WRITTEN REQUEST —
How many lines in the listing below include the word "milliers"? Reply with the count alone.

RECORDS FOR THE EXERCISE —
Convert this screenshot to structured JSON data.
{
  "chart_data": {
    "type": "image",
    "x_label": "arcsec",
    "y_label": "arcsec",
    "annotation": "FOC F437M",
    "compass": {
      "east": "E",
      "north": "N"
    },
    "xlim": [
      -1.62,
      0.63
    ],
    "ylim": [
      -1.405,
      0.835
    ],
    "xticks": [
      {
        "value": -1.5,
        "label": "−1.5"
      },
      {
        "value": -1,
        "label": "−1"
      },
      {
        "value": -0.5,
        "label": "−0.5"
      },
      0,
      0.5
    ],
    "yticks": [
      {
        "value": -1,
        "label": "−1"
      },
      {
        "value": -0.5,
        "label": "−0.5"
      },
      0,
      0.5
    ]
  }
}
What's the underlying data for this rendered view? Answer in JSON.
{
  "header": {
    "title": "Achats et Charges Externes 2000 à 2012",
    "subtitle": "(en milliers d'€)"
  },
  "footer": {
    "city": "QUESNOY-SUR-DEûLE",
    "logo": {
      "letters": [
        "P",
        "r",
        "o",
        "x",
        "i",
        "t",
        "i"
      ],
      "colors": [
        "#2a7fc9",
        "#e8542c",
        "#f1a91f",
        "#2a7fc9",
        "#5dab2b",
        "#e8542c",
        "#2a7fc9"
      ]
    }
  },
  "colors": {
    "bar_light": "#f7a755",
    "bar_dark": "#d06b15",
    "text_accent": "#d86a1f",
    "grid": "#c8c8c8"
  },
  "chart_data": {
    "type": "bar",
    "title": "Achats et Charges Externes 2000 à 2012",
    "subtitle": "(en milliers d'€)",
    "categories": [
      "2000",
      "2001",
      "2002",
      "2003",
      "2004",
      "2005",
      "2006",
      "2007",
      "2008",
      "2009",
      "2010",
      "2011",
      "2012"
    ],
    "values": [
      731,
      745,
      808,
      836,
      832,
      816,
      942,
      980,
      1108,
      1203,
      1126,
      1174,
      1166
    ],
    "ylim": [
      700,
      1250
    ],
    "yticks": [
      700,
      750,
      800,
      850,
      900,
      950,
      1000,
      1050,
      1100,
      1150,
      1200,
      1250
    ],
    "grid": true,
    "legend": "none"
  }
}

WRITTEN ANSWER —
2